# Short task
Reproduce the following items line for line, omitting the pictures.
-- start --
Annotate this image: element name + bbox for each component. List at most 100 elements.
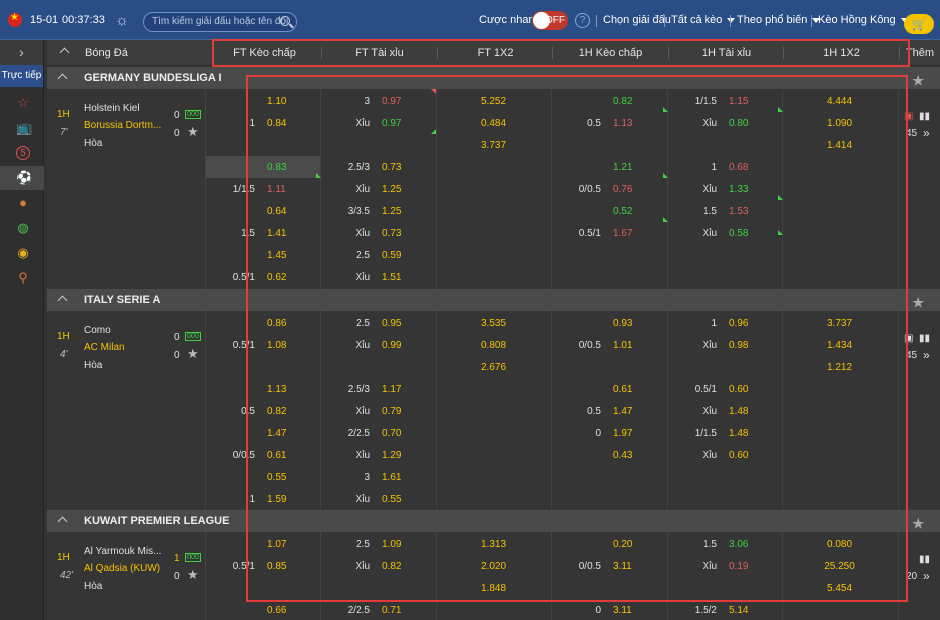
odds-price[interactable]: 0.60 bbox=[729, 448, 748, 464]
tennis-icon[interactable]: ◍ bbox=[16, 221, 30, 235]
live-stats-icon[interactable]: 000 bbox=[185, 110, 201, 119]
odds-price[interactable]: 0.82 bbox=[267, 404, 286, 420]
help-icon[interactable]: ? bbox=[575, 13, 590, 28]
odds-price[interactable]: 1.53 bbox=[729, 204, 748, 220]
odds-price[interactable]: 1.25 bbox=[382, 204, 401, 220]
odds-price[interactable]: 0.59 bbox=[382, 248, 401, 264]
choose-league-button[interactable]: Chọn giải đấu bbox=[603, 0, 671, 40]
volleyball-icon[interactable]: ◉ bbox=[16, 246, 30, 260]
odds-price[interactable]: 1.48 bbox=[729, 426, 748, 442]
table-tennis-icon[interactable]: ⚲ bbox=[16, 271, 30, 285]
col-ft-over-under[interactable]: FT Tài xỉu bbox=[322, 40, 437, 66]
favorite-star-icon[interactable]: ★ bbox=[187, 567, 199, 583]
league-header[interactable]: KUWAIT PREMIER LEAGUE ★ bbox=[47, 510, 940, 532]
odds-price[interactable]: 0.64 bbox=[267, 204, 286, 220]
odds-price[interactable]: 0.60 bbox=[729, 382, 748, 398]
odds-price[interactable]: 0.96 bbox=[729, 316, 748, 332]
odds-price[interactable]: 0.95 bbox=[382, 316, 401, 332]
odds-price[interactable]: 1.59 bbox=[267, 492, 286, 508]
quick-bet-toggle[interactable]: OFF bbox=[532, 11, 568, 30]
odds-price[interactable]: 3.737 bbox=[782, 316, 897, 332]
odds-price[interactable]: 1.090 bbox=[782, 116, 897, 132]
live-stats-icon[interactable]: 000 bbox=[185, 553, 201, 562]
odds-price[interactable]: 1.47 bbox=[267, 426, 286, 442]
collapse-all-chevron-icon[interactable] bbox=[59, 47, 70, 58]
odds-price[interactable]: 1.41 bbox=[267, 226, 286, 242]
odds-price[interactable]: 0.80 bbox=[729, 116, 748, 132]
stats-icon[interactable]: ▮▮ bbox=[919, 554, 930, 565]
odds-price[interactable]: 1.07 bbox=[267, 537, 286, 553]
odds-price[interactable]: 0.52 bbox=[613, 204, 632, 220]
odds-price[interactable]: 0.58 bbox=[729, 226, 748, 242]
odds-price[interactable]: 1.212 bbox=[782, 360, 897, 376]
odds-price[interactable]: 2.676 bbox=[436, 360, 551, 376]
cart-button[interactable]: 🛒 bbox=[904, 14, 934, 34]
odds-price[interactable]: 1.21 bbox=[613, 160, 632, 176]
odds-price[interactable]: 5.454 bbox=[782, 581, 897, 597]
odds-price[interactable]: 0.86 bbox=[267, 316, 286, 332]
odds-price[interactable]: 0.080 bbox=[782, 537, 897, 553]
odds-price[interactable]: 1.45 bbox=[267, 248, 286, 264]
odds-price[interactable]: 1.848 bbox=[436, 581, 551, 597]
odds-price[interactable]: 0.70 bbox=[382, 426, 401, 442]
odds-price[interactable]: 0.97 bbox=[382, 116, 401, 132]
favorite-star-icon[interactable]: ★ bbox=[912, 513, 924, 535]
live-tv-icon[interactable]: ▣ bbox=[904, 333, 913, 344]
odds-price[interactable]: 0.73 bbox=[382, 160, 401, 176]
vietnam-flag-icon[interactable] bbox=[8, 12, 22, 27]
odds-price[interactable]: 0.97 bbox=[382, 94, 401, 110]
col-ft-1x2[interactable]: FT 1X2 bbox=[438, 40, 553, 66]
odds-price[interactable]: 0.61 bbox=[613, 382, 632, 398]
count-5-icon[interactable]: 5 bbox=[16, 146, 30, 160]
odds-price[interactable]: 1.97 bbox=[613, 426, 632, 442]
collapse-chevron-icon[interactable] bbox=[57, 73, 68, 84]
odds-price[interactable]: 3.11 bbox=[613, 603, 632, 619]
odds-price[interactable]: 1.414 bbox=[782, 138, 897, 154]
odds-price[interactable]: 0.98 bbox=[729, 338, 748, 354]
odds-price[interactable]: 0.93 bbox=[613, 316, 632, 332]
odds-price[interactable]: 1.61 bbox=[382, 470, 401, 486]
live-stats-icon[interactable]: 000 bbox=[185, 332, 201, 341]
odds-price[interactable]: 0.85 bbox=[267, 559, 286, 575]
odds-price[interactable]: 0.71 bbox=[382, 603, 401, 619]
league-header[interactable]: GERMANY BUNDESLIGA I ★ bbox=[47, 67, 940, 89]
favorite-star-icon[interactable]: ★ bbox=[912, 292, 924, 314]
odds-price[interactable]: 0.68 bbox=[729, 160, 748, 176]
odds-price[interactable]: 0.76 bbox=[613, 182, 632, 198]
odds-price[interactable]: 0.43 bbox=[613, 448, 632, 464]
odds-price[interactable]: 1.17 bbox=[382, 382, 401, 398]
chevron-right-icon[interactable]: » bbox=[923, 569, 930, 583]
odds-price[interactable]: 0.484 bbox=[436, 116, 551, 132]
odds-price[interactable]: 0.82 bbox=[613, 94, 632, 110]
live-tv-icon[interactable]: 📺 bbox=[16, 121, 32, 135]
odds-price[interactable]: 3.535 bbox=[436, 316, 551, 332]
odds-price[interactable]: 1.01 bbox=[613, 338, 632, 354]
odds-price[interactable]: 25.250 bbox=[782, 559, 897, 575]
odds-price[interactable]: 0.808 bbox=[436, 338, 551, 354]
stats-icon[interactable]: ▮▮ bbox=[919, 333, 930, 344]
odds-price[interactable]: 3.737 bbox=[436, 138, 551, 154]
odds-price[interactable]: 0.79 bbox=[382, 404, 401, 420]
odds-price[interactable]: 5.14 bbox=[729, 603, 748, 619]
odds-price[interactable]: 5.252 bbox=[436, 94, 551, 110]
more-markets-count[interactable]: 45 bbox=[906, 128, 917, 139]
more-markets-count[interactable]: 20 bbox=[906, 571, 917, 582]
odds-price[interactable]: 0.19 bbox=[729, 559, 748, 575]
odds-price[interactable]: 1.29 bbox=[382, 448, 401, 464]
stats-icon[interactable]: ▮▮ bbox=[919, 111, 930, 122]
sidebar-live-tab[interactable]: Trực tiếp bbox=[0, 65, 43, 87]
odds-type-dropdown[interactable]: Kèo Hồng Kông bbox=[818, 0, 909, 40]
favorite-star-icon[interactable]: ☆ bbox=[16, 96, 30, 110]
odds-price[interactable]: 1.15 bbox=[729, 94, 748, 110]
odds-price[interactable]: 0.66 bbox=[267, 603, 286, 619]
odds-price[interactable]: 0.83 bbox=[267, 160, 286, 176]
selected-odds-cell[interactable] bbox=[205, 156, 320, 178]
odds-price[interactable]: 0.82 bbox=[382, 559, 401, 575]
odds-price[interactable]: 0.61 bbox=[267, 448, 286, 464]
search-input[interactable]: Tìm kiếm giải đấu hoặc tên đội bbox=[143, 12, 297, 32]
league-header[interactable]: ITALY SERIE A ★ bbox=[47, 289, 940, 311]
favorite-star-icon[interactable]: ★ bbox=[912, 70, 924, 92]
odds-price[interactable]: 0.20 bbox=[613, 537, 632, 553]
brightness-icon[interactable]: ☼ bbox=[115, 0, 129, 40]
col-ft-handicap[interactable]: FT Kèo chấp bbox=[207, 40, 322, 66]
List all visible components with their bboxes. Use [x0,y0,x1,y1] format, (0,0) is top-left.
-- end --
# Reply
Annotate this image: element name + bbox for each component. List at most 100 elements.
odds-price[interactable]: 0.60 bbox=[729, 448, 748, 464]
tennis-icon[interactable]: ◍ bbox=[16, 221, 30, 235]
live-stats-icon[interactable]: 000 bbox=[185, 110, 201, 119]
odds-price[interactable]: 0.82 bbox=[267, 404, 286, 420]
help-icon[interactable]: ? bbox=[575, 13, 590, 28]
odds-price[interactable]: 1.53 bbox=[729, 204, 748, 220]
odds-price[interactable]: 1.25 bbox=[382, 204, 401, 220]
odds-price[interactable]: 0.59 bbox=[382, 248, 401, 264]
choose-league-button[interactable]: Chọn giải đấu bbox=[603, 0, 671, 40]
volleyball-icon[interactable]: ◉ bbox=[16, 246, 30, 260]
odds-price[interactable]: 1.48 bbox=[729, 426, 748, 442]
table-tennis-icon[interactable]: ⚲ bbox=[16, 271, 30, 285]
col-ft-over-under[interactable]: FT Tài xỉu bbox=[322, 40, 437, 66]
favorite-star-icon[interactable]: ★ bbox=[187, 567, 199, 583]
league-header[interactable]: KUWAIT PREMIER LEAGUE ★ bbox=[47, 510, 940, 532]
odds-price[interactable]: 0.64 bbox=[267, 204, 286, 220]
odds-price[interactable]: 0.60 bbox=[729, 382, 748, 398]
odds-price[interactable]: 0.96 bbox=[729, 316, 748, 332]
odds-price[interactable]: 0.95 bbox=[382, 316, 401, 332]
odds-price[interactable]: 1.59 bbox=[267, 492, 286, 508]
quick-bet-toggle[interactable]: OFF bbox=[532, 11, 568, 30]
odds-price[interactable]: 3.737 bbox=[782, 316, 897, 332]
odds-price[interactable]: 1.090 bbox=[782, 116, 897, 132]
live-stats-icon[interactable]: 000 bbox=[185, 553, 201, 562]
odds-price[interactable]: 1.47 bbox=[267, 426, 286, 442]
collapse-all-chevron-icon[interactable] bbox=[59, 47, 70, 58]
odds-price[interactable]: 1.41 bbox=[267, 226, 286, 242]
odds-price[interactable]: 0.80 bbox=[729, 116, 748, 132]
stats-icon[interactable]: ▮▮ bbox=[919, 554, 930, 565]
odds-price[interactable]: 1.07 bbox=[267, 537, 286, 553]
odds-price[interactable]: 0.52 bbox=[613, 204, 632, 220]
odds-price[interactable]: 0.58 bbox=[729, 226, 748, 242]
odds-price[interactable]: 1.212 bbox=[782, 360, 897, 376]
odds-price[interactable]: 2.676 bbox=[436, 360, 551, 376]
cart-button[interactable]: 🛒 bbox=[904, 14, 934, 34]
odds-price[interactable]: 1.21 bbox=[613, 160, 632, 176]
odds-price[interactable]: 5.454 bbox=[782, 581, 897, 597]
odds-price[interactable]: 0.86 bbox=[267, 316, 286, 332]
odds-price[interactable]: 0.080 bbox=[782, 537, 897, 553]
odds-price[interactable]: 1.45 bbox=[267, 248, 286, 264]
odds-price[interactable]: 1.848 bbox=[436, 581, 551, 597]
odds-price[interactable]: 0.70 bbox=[382, 426, 401, 442]
odds-price[interactable]: 0.97 bbox=[382, 116, 401, 132]
favorite-star-icon[interactable]: ★ bbox=[912, 513, 924, 535]
live-tv-icon[interactable]: ▣ bbox=[904, 333, 913, 344]
odds-price[interactable]: 0.73 bbox=[382, 160, 401, 176]
vietnam-flag-icon[interactable] bbox=[8, 12, 22, 27]
odds-price[interactable]: 0.97 bbox=[382, 94, 401, 110]
col-ft-1x2[interactable]: FT 1X2 bbox=[438, 40, 553, 66]
odds-price[interactable]: 0.61 bbox=[613, 382, 632, 398]
count-5-icon[interactable]: 5 bbox=[16, 146, 30, 160]
odds-price[interactable]: 1.97 bbox=[613, 426, 632, 442]
collapse-chevron-icon[interactable] bbox=[57, 73, 68, 84]
odds-price[interactable]: 3.11 bbox=[613, 603, 632, 619]
odds-price[interactable]: 1.414 bbox=[782, 138, 897, 154]
odds-price[interactable]: 0.98 bbox=[729, 338, 748, 354]
odds-price[interactable]: 0.93 bbox=[613, 316, 632, 332]
odds-price[interactable]: 1.61 bbox=[382, 470, 401, 486]
live-stats-icon[interactable]: 000 bbox=[185, 332, 201, 341]
odds-price[interactable]: 0.85 bbox=[267, 559, 286, 575]
odds-price[interactable]: 0.71 bbox=[382, 603, 401, 619]
league-header[interactable]: GERMANY BUNDESLIGA I ★ bbox=[47, 67, 940, 89]
favorite-star-icon[interactable]: ★ bbox=[912, 292, 924, 314]
odds-price[interactable]: 0.68 bbox=[729, 160, 748, 176]
odds-price[interactable]: 0.76 bbox=[613, 182, 632, 198]
odds-price[interactable]: 0.43 bbox=[613, 448, 632, 464]
odds-price[interactable]: 1.17 bbox=[382, 382, 401, 398]
chevron-right-icon[interactable]: » bbox=[923, 569, 930, 583]
odds-price[interactable]: 0.484 bbox=[436, 116, 551, 132]
odds-price[interactable]: 0.82 bbox=[613, 94, 632, 110]
live-tv-icon[interactable]: 📺 bbox=[16, 121, 32, 135]
odds-price[interactable]: 3.535 bbox=[436, 316, 551, 332]
odds-price[interactable]: 1.01 bbox=[613, 338, 632, 354]
odds-price[interactable]: 25.250 bbox=[782, 559, 897, 575]
odds-price[interactable]: 0.808 bbox=[436, 338, 551, 354]
stats-icon[interactable]: ▮▮ bbox=[919, 333, 930, 344]
odds-price[interactable]: 3.737 bbox=[436, 138, 551, 154]
odds-price[interactable]: 0.79 bbox=[382, 404, 401, 420]
odds-price[interactable]: 5.14 bbox=[729, 603, 748, 619]
odds-price[interactable]: 5.252 bbox=[436, 94, 551, 110]
more-markets-count[interactable]: 45 bbox=[906, 128, 917, 139]
more-markets-count[interactable]: 20 bbox=[906, 571, 917, 582]
odds-price[interactable]: 0.19 bbox=[729, 559, 748, 575]
odds-price[interactable]: 1.29 bbox=[382, 448, 401, 464]
stats-icon[interactable]: ▮▮ bbox=[919, 111, 930, 122]
sidebar-live-tab[interactable]: Trực tiếp bbox=[0, 65, 43, 87]
odds-type-dropdown[interactable]: Kèo Hồng Kông bbox=[818, 0, 909, 40]
favorite-star-icon[interactable]: ☆ bbox=[16, 96, 30, 110]
odds-price[interactable]: 1.15 bbox=[729, 94, 748, 110]
odds-price[interactable]: 0.66 bbox=[267, 603, 286, 619]
odds-price[interactable]: 0.83 bbox=[267, 160, 286, 176]
selected-odds-cell[interactable] bbox=[205, 156, 320, 178]
odds-price[interactable]: 0.82 bbox=[382, 559, 401, 575]
odds-price[interactable]: 0.61 bbox=[267, 448, 286, 464]
search-input[interactable]: Tìm kiếm giải đấu hoặc tên đội bbox=[143, 12, 297, 32]
league-header[interactable]: ITALY SERIE A ★ bbox=[47, 289, 940, 311]
favorite-star-icon[interactable]: ★ bbox=[912, 70, 924, 92]
odds-price[interactable]: 0.20 bbox=[613, 537, 632, 553]
brightness-icon[interactable]: ☼ bbox=[115, 0, 129, 40]
col-ft-handicap[interactable]: FT Kèo chấp bbox=[207, 40, 322, 66]
List all visible components with their bboxes. Use [x0,y0,x1,y1] format, (0,0) is top-left.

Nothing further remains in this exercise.